WHAT IS EXPECTED => Below are the records; reproduce all of them exactly but without any images.

EXTRACTED INFORMATION =>
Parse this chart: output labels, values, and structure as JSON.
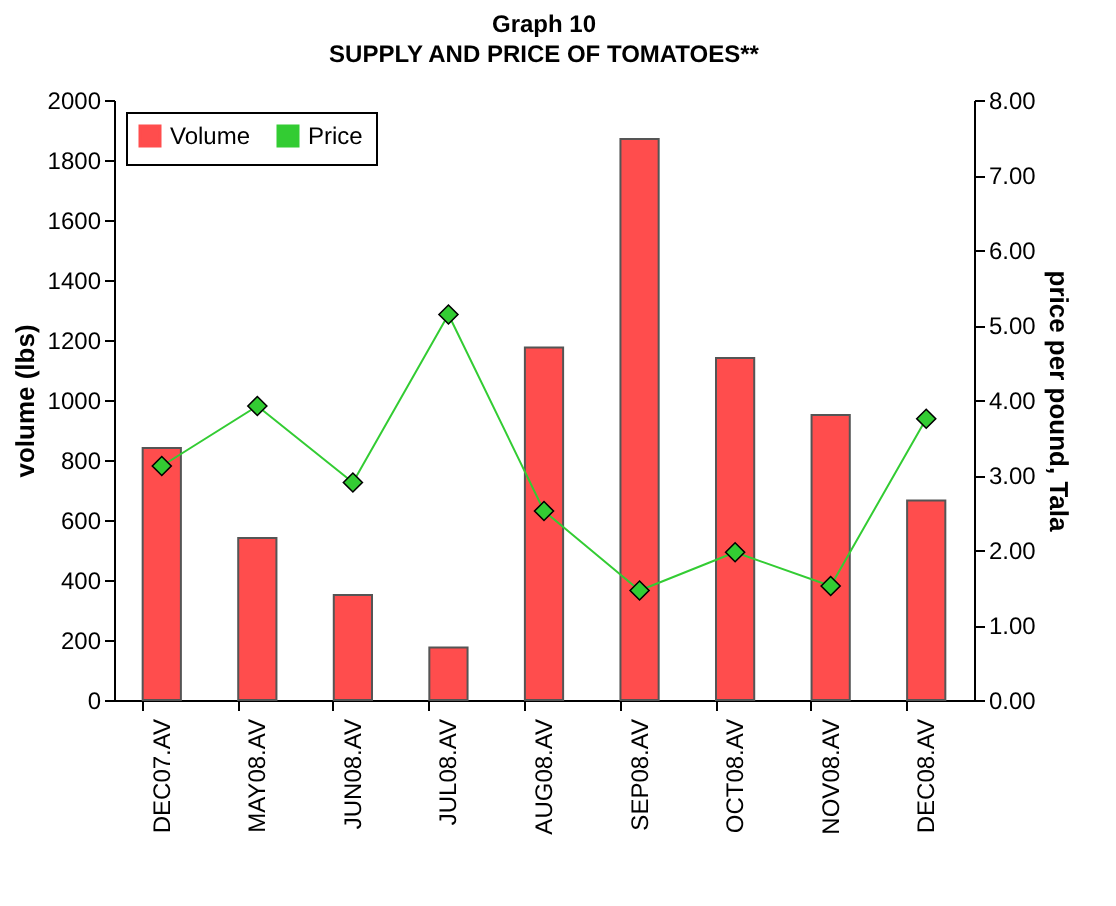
{
  "chart_data": {
    "type": "bar",
    "title": "Graph 10",
    "subtitle": "SUPPLY AND PRICE OF TOMATOES**",
    "ylabel": "volume (lbs)",
    "y2label": "price per pound, Tala",
    "categories": [
      "DEC07.AV",
      "MAY08.AV",
      "JUN08.AV",
      "JUL08.AV",
      "AUG08.AV",
      "SEP08.AV",
      "OCT08.AV",
      "NOV08.AV",
      "DEC08.AV"
    ],
    "series": [
      {
        "name": "Volume",
        "color": "#ff4d4d",
        "values": [
          840,
          540,
          350,
          175,
          1175,
          1870,
          1140,
          950,
          665
        ]
      },
      {
        "name": "Price",
        "type": "line",
        "axis": "y2",
        "color": "#33cc33",
        "values": [
          3.12,
          3.92,
          2.9,
          5.14,
          2.52,
          1.46,
          1.97,
          1.52,
          3.75
        ]
      }
    ],
    "ylim": [
      0,
      2000
    ],
    "yticks": [
      0,
      200,
      400,
      600,
      800,
      1000,
      1200,
      1400,
      1600,
      1800,
      2000
    ],
    "y2lim": [
      0,
      8
    ],
    "y2ticks": [
      {
        "value": 0,
        "label": "0.00"
      },
      {
        "value": 1,
        "label": "1.00"
      },
      {
        "value": 2,
        "label": "2.00"
      },
      {
        "value": 3,
        "label": "3.00"
      },
      {
        "value": 4,
        "label": "4.00"
      },
      {
        "value": 5,
        "label": "5.00"
      },
      {
        "value": 6,
        "label": "6.00"
      },
      {
        "value": 7,
        "label": "7.00"
      },
      {
        "value": 8,
        "label": "8.00"
      }
    ],
    "marker": "diamond",
    "legend": "top left",
    "grid": false
  }
}
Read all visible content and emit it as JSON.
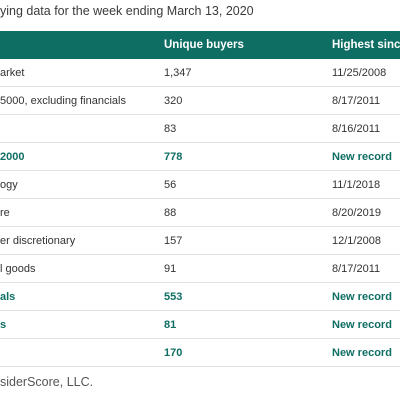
{
  "subtitle": "ying data for the week ending March 13, 2020",
  "table": {
    "headers": [
      "",
      "Unique buyers",
      "Highest since"
    ],
    "rows": [
      {
        "label": "arket",
        "buyers": "1,347",
        "since": "11/25/2008",
        "highlight": false
      },
      {
        "label": "5000, excluding financials",
        "buyers": "320",
        "since": "8/17/2011",
        "highlight": false
      },
      {
        "label": "",
        "buyers": "83",
        "since": "8/16/2011",
        "highlight": false
      },
      {
        "label": "2000",
        "buyers": "778",
        "since": "New record",
        "highlight": true
      },
      {
        "label": "ogy",
        "buyers": "56",
        "since": "11/1/2018",
        "highlight": false
      },
      {
        "label": "re",
        "buyers": "88",
        "since": "8/20/2019",
        "highlight": false
      },
      {
        "label": "er discretionary",
        "buyers": "157",
        "since": "12/1/2008",
        "highlight": false
      },
      {
        "label": "l goods",
        "buyers": "91",
        "since": "8/17/2011",
        "highlight": false
      },
      {
        "label": "als",
        "buyers": "553",
        "since": "New record",
        "highlight": true
      },
      {
        "label": "s",
        "buyers": "81",
        "since": "New record",
        "highlight": true
      },
      {
        "label": "",
        "buyers": "170",
        "since": "New record",
        "highlight": true
      }
    ]
  },
  "source": "siderScore, LLC.",
  "colors": {
    "header_bg": "#0f6e63",
    "highlight_text": "#0f6e63"
  }
}
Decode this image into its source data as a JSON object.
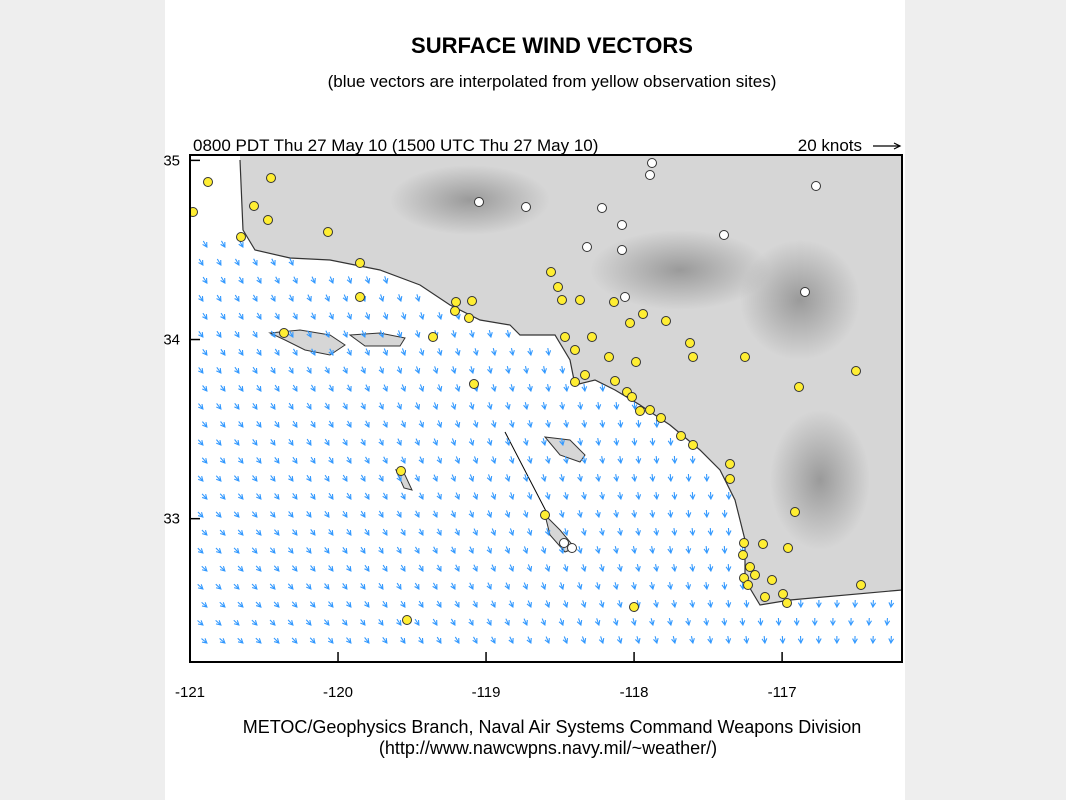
{
  "header": {
    "title": "SURFACE WIND VECTORS",
    "subtitle": "(blue vectors are interpolated from yellow observation sites)"
  },
  "map": {
    "timestamp": "0800 PDT Thu 27 May 10 (1500 UTC Thu 27 May 10)",
    "scale_label": "20 knots",
    "xlim": [
      -121,
      -116.19
    ],
    "ylim": [
      32.2,
      35.03
    ],
    "xticks": [
      -121,
      -120,
      -119,
      -118,
      -117
    ],
    "yticks": [
      33,
      34,
      35
    ]
  },
  "footer": {
    "line1": "METOC/Geophysics Branch, Naval Air Systems Command Weapons Division",
    "line2": "(http://www.nawcwpns.navy.mil/~weather/)"
  }
}
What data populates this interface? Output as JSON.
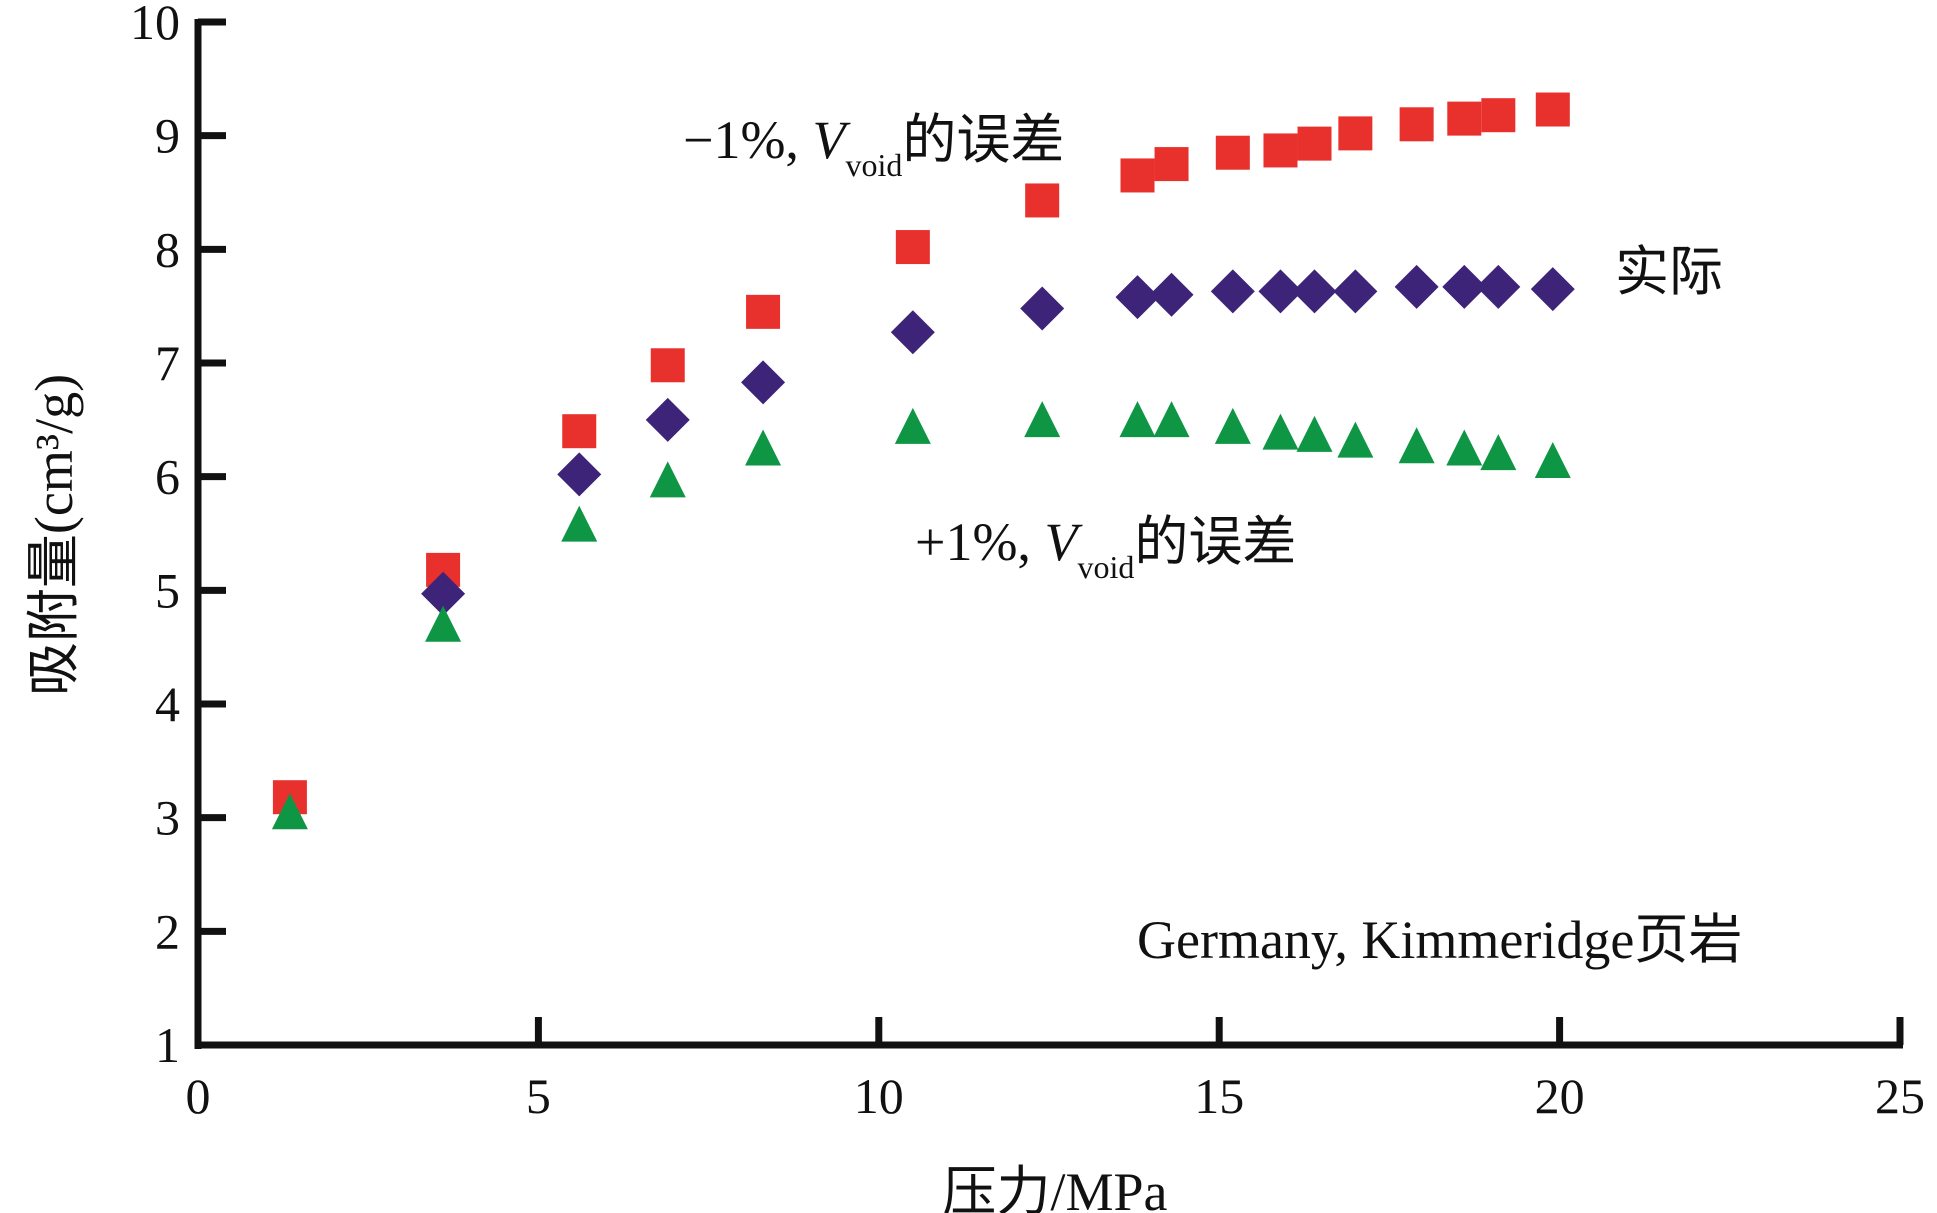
{
  "chart_data": {
    "type": "scatter",
    "xlabel": "压力/MPa",
    "ylabel": "吸附量(cm³/g)",
    "xlim": [
      0,
      25
    ],
    "ylim": [
      1,
      10
    ],
    "xticks": [
      "0",
      "5",
      "10",
      "15",
      "20",
      "25"
    ],
    "yticks": [
      "1",
      "2",
      "3",
      "4",
      "5",
      "6",
      "7",
      "8",
      "9",
      "10"
    ],
    "grid": false,
    "series": [
      {
        "name": "-1%, Vvoid的误差",
        "marker": "square",
        "color": "#e8302c",
        "x": [
          1.35,
          3.6,
          5.6,
          6.9,
          8.3,
          10.5,
          12.4,
          13.8,
          14.3,
          15.2,
          15.9,
          16.4,
          17.0,
          17.9,
          18.6,
          19.1,
          19.9
        ],
        "y": [
          3.18,
          5.18,
          6.4,
          6.98,
          7.45,
          8.02,
          8.43,
          8.65,
          8.75,
          8.85,
          8.87,
          8.93,
          9.02,
          9.1,
          9.15,
          9.18,
          9.23
        ]
      },
      {
        "name": "实际",
        "marker": "diamond",
        "color": "#3d2478",
        "x": [
          3.6,
          5.6,
          6.9,
          8.3,
          10.5,
          12.4,
          13.8,
          14.3,
          15.2,
          15.9,
          16.4,
          17.0,
          17.9,
          18.6,
          19.1,
          19.9
        ],
        "y": [
          4.97,
          6.02,
          6.5,
          6.83,
          7.27,
          7.48,
          7.58,
          7.6,
          7.63,
          7.63,
          7.63,
          7.63,
          7.67,
          7.67,
          7.67,
          7.65
        ]
      },
      {
        "name": "+1%, Vvoid的误差",
        "marker": "triangle",
        "color": "#0e9645",
        "x": [
          1.35,
          3.6,
          5.6,
          6.9,
          8.3,
          10.5,
          12.4,
          13.8,
          14.3,
          15.2,
          15.9,
          16.4,
          17.0,
          17.9,
          18.6,
          19.1,
          19.9
        ],
        "y": [
          3.03,
          4.68,
          5.56,
          5.95,
          6.23,
          6.42,
          6.48,
          6.48,
          6.48,
          6.42,
          6.37,
          6.35,
          6.3,
          6.25,
          6.23,
          6.19,
          6.12
        ]
      }
    ],
    "annotations": {
      "minus": {
        "prefix": "−1%, ",
        "v": "V",
        "sub": "void",
        "suffix": "的误差"
      },
      "actual": "实际",
      "plus": {
        "prefix": "+1%, ",
        "v": "V",
        "sub": "void",
        "suffix": "的误差"
      },
      "sample": "Germany, Kimmeridge页岩"
    }
  }
}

RESULT =>
Parse this chart: output labels, values, and structure as JSON.
{
  "chart_data": {
    "type": "bar",
    "title": "Graph 10",
    "subtitle": "SUPPLY AND PRICE OF TOMATOES**",
    "ylabel": "volume (lbs)",
    "y2label": "price per pound, Tala",
    "categories": [
      "DEC07.AV",
      "MAY08.AV",
      "JUN08.AV",
      "JUL08.AV",
      "AUG08.AV",
      "SEP08.AV",
      "OCT08.AV",
      "NOV08.AV",
      "DEC08.AV"
    ],
    "series": [
      {
        "name": "Volume",
        "color": "#ff4d4d",
        "values": [
          840,
          540,
          350,
          175,
          1175,
          1870,
          1140,
          950,
          665
        ]
      },
      {
        "name": "Price",
        "type": "line",
        "axis": "y2",
        "color": "#33cc33",
        "values": [
          3.12,
          3.92,
          2.9,
          5.14,
          2.52,
          1.46,
          1.97,
          1.52,
          3.75
        ]
      }
    ],
    "ylim": [
      0,
      2000
    ],
    "yticks": [
      0,
      200,
      400,
      600,
      800,
      1000,
      1200,
      1400,
      1600,
      1800,
      2000
    ],
    "y2lim": [
      0,
      8
    ],
    "y2ticks": [
      {
        "value": 0,
        "label": "0.00"
      },
      {
        "value": 1,
        "label": "1.00"
      },
      {
        "value": 2,
        "label": "2.00"
      },
      {
        "value": 3,
        "label": "3.00"
      },
      {
        "value": 4,
        "label": "4.00"
      },
      {
        "value": 5,
        "label": "5.00"
      },
      {
        "value": 6,
        "label": "6.00"
      },
      {
        "value": 7,
        "label": "7.00"
      },
      {
        "value": 8,
        "label": "8.00"
      }
    ],
    "marker": "diamond",
    "legend": "top left",
    "grid": false
  }
}
Read all visible content and emit it as JSON.
{
  "subtitle": "ying data for the week ending March 13, 2020",
  "table": {
    "headers": [
      "",
      "Unique buyers",
      "Highest since"
    ],
    "rows": [
      {
        "label": "arket",
        "buyers": "1,347",
        "since": "11/25/2008",
        "highlight": false
      },
      {
        "label": "5000, excluding financials",
        "buyers": "320",
        "since": "8/17/2011",
        "highlight": false
      },
      {
        "label": "",
        "buyers": "83",
        "since": "8/16/2011",
        "highlight": false
      },
      {
        "label": "2000",
        "buyers": "778",
        "since": "New record",
        "highlight": true
      },
      {
        "label": "ogy",
        "buyers": "56",
        "since": "11/1/2018",
        "highlight": false
      },
      {
        "label": "re",
        "buyers": "88",
        "since": "8/20/2019",
        "highlight": false
      },
      {
        "label": "er discretionary",
        "buyers": "157",
        "since": "12/1/2008",
        "highlight": false
      },
      {
        "label": "l goods",
        "buyers": "91",
        "since": "8/17/2011",
        "highlight": false
      },
      {
        "label": "als",
        "buyers": "553",
        "since": "New record",
        "highlight": true
      },
      {
        "label": "s",
        "buyers": "81",
        "since": "New record",
        "highlight": true
      },
      {
        "label": "",
        "buyers": "170",
        "since": "New record",
        "highlight": true
      }
    ]
  },
  "source": "siderScore, LLC.",
  "colors": {
    "header_bg": "#0f6e63",
    "highlight_text": "#0f6e63"
  }
}
Decode this image into its source data as a JSON object.
{
  "header": {
    "title": "SURFACE WIND VECTORS",
    "subtitle": "(blue vectors are interpolated from yellow observation sites)"
  },
  "map": {
    "timestamp": "0800 PDT Thu 27 May 10 (1500 UTC Thu 27 May 10)",
    "scale_label": "20 knots",
    "xlim": [
      -121,
      -116.19
    ],
    "ylim": [
      32.2,
      35.03
    ],
    "xticks": [
      -121,
      -120,
      -119,
      -118,
      -117
    ],
    "yticks": [
      33,
      34,
      35
    ]
  },
  "footer": {
    "line1": "METOC/Geophysics Branch, Naval Air Systems Command Weapons Division",
    "line2": "(http://www.nawcwpns.navy.mil/~weather/)"
  }
}
What data populates this interface? Output as JSON.
{
  "chart_data": {
    "type": "scatter",
    "xlabel": "压力/MPa",
    "ylabel": "吸附量(cm³/g)",
    "xlim": [
      0,
      25
    ],
    "ylim": [
      1,
      10
    ],
    "xticks": [
      "0",
      "5",
      "10",
      "15",
      "20",
      "25"
    ],
    "yticks": [
      "1",
      "2",
      "3",
      "4",
      "5",
      "6",
      "7",
      "8",
      "9",
      "10"
    ],
    "grid": false,
    "series": [
      {
        "name": "-1%, Vvoid的误差",
        "marker": "square",
        "color": "#e8302c",
        "x": [
          1.35,
          3.6,
          5.6,
          6.9,
          8.3,
          10.5,
          12.4,
          13.8,
          14.3,
          15.2,
          15.9,
          16.4,
          17.0,
          17.9,
          18.6,
          19.1,
          19.9
        ],
        "y": [
          3.18,
          5.18,
          6.4,
          6.98,
          7.45,
          8.02,
          8.43,
          8.65,
          8.75,
          8.85,
          8.87,
          8.93,
          9.02,
          9.1,
          9.15,
          9.18,
          9.23
        ]
      },
      {
        "name": "实际",
        "marker": "diamond",
        "color": "#3d2478",
        "x": [
          3.6,
          5.6,
          6.9,
          8.3,
          10.5,
          12.4,
          13.8,
          14.3,
          15.2,
          15.9,
          16.4,
          17.0,
          17.9,
          18.6,
          19.1,
          19.9
        ],
        "y": [
          4.97,
          6.02,
          6.5,
          6.83,
          7.27,
          7.48,
          7.58,
          7.6,
          7.63,
          7.63,
          7.63,
          7.63,
          7.67,
          7.67,
          7.67,
          7.65
        ]
      },
      {
        "name": "+1%, Vvoid的误差",
        "marker": "triangle",
        "color": "#0e9645",
        "x": [
          1.35,
          3.6,
          5.6,
          6.9,
          8.3,
          10.5,
          12.4,
          13.8,
          14.3,
          15.2,
          15.9,
          16.4,
          17.0,
          17.9,
          18.6,
          19.1,
          19.9
        ],
        "y": [
          3.03,
          4.68,
          5.56,
          5.95,
          6.23,
          6.42,
          6.48,
          6.48,
          6.48,
          6.42,
          6.37,
          6.35,
          6.3,
          6.25,
          6.23,
          6.19,
          6.12
        ]
      }
    ],
    "annotations": {
      "minus": {
        "prefix": "−1%, ",
        "v": "V",
        "sub": "void",
        "suffix": "的误差"
      },
      "actual": "实际",
      "plus": {
        "prefix": "+1%, ",
        "v": "V",
        "sub": "void",
        "suffix": "的误差"
      },
      "sample": "Germany, Kimmeridge页岩"
    }
  }
}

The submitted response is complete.